• Your instructions: Restate the full set of records exactly, word for word.

╭─ Supplied material

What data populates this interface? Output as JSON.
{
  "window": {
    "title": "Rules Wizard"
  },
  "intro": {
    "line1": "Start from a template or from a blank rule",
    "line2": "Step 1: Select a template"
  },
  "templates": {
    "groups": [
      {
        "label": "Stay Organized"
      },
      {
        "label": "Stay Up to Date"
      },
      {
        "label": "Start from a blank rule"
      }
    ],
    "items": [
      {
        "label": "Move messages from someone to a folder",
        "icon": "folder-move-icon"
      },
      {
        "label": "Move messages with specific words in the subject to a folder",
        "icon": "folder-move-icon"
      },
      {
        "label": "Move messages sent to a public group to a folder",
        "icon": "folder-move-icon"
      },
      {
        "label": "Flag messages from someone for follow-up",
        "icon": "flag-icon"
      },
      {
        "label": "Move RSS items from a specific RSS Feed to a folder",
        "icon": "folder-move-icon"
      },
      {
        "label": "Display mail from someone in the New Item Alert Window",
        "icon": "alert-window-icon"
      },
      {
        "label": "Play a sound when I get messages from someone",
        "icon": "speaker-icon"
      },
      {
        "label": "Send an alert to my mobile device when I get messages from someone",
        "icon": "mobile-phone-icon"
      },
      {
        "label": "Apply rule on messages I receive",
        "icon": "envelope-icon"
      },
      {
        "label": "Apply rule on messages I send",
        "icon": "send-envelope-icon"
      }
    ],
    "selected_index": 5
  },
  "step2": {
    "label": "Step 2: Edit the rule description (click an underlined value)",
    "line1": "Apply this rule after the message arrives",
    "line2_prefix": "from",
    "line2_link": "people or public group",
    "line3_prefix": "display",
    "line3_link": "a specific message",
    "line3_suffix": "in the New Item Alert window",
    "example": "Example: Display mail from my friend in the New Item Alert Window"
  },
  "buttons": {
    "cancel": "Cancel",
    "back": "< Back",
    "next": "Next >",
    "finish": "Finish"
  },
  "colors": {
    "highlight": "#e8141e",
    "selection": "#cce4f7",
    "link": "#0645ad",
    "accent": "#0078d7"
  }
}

╰─

• Response:
What data populates this interface? Output as JSON.
{
  "window": {
    "title": "Rules Wizard"
  },
  "intro": {
    "line1": "Start from a template or from a blank rule",
    "line2": "Step 1: Select a template"
  },
  "templates": {
    "groups": [
      {
        "label": "Stay Organized"
      },
      {
        "label": "Stay Up to Date"
      },
      {
        "label": "Start from a blank rule"
      }
    ],
    "items": [
      {
        "label": "Move messages from someone to a folder",
        "icon": "folder-move-icon"
      },
      {
        "label": "Move messages with specific words in the subject to a folder",
        "icon": "folder-move-icon"
      },
      {
        "label": "Move messages sent to a public group to a folder",
        "icon": "folder-move-icon"
      },
      {
        "label": "Flag messages from someone for follow-up",
        "icon": "flag-icon"
      },
      {
        "label": "Move RSS items from a specific RSS Feed to a folder",
        "icon": "folder-move-icon"
      },
      {
        "label": "Display mail from someone in the New Item Alert Window",
        "icon": "alert-window-icon"
      },
      {
        "label": "Play a sound when I get messages from someone",
        "icon": "speaker-icon"
      },
      {
        "label": "Send an alert to my mobile device when I get messages from someone",
        "icon": "mobile-phone-icon"
      },
      {
        "label": "Apply rule on messages I receive",
        "icon": "envelope-icon"
      },
      {
        "label": "Apply rule on messages I send",
        "icon": "send-envelope-icon"
      }
    ],
    "selected_index": 5
  },
  "step2": {
    "label": "Step 2: Edit the rule description (click an underlined value)",
    "line1": "Apply this rule after the message arrives",
    "line2_prefix": "from",
    "line2_link": "people or public group",
    "line3_prefix": "display",
    "line3_link": "a specific message",
    "line3_suffix": "in the New Item Alert window",
    "example": "Example: Display mail from my friend in the New Item Alert Window"
  },
  "buttons": {
    "cancel": "Cancel",
    "back": "< Back",
    "next": "Next >",
    "finish": "Finish"
  },
  "colors": {
    "highlight": "#e8141e",
    "selection": "#cce4f7",
    "link": "#0645ad",
    "accent": "#0078d7"
  }
}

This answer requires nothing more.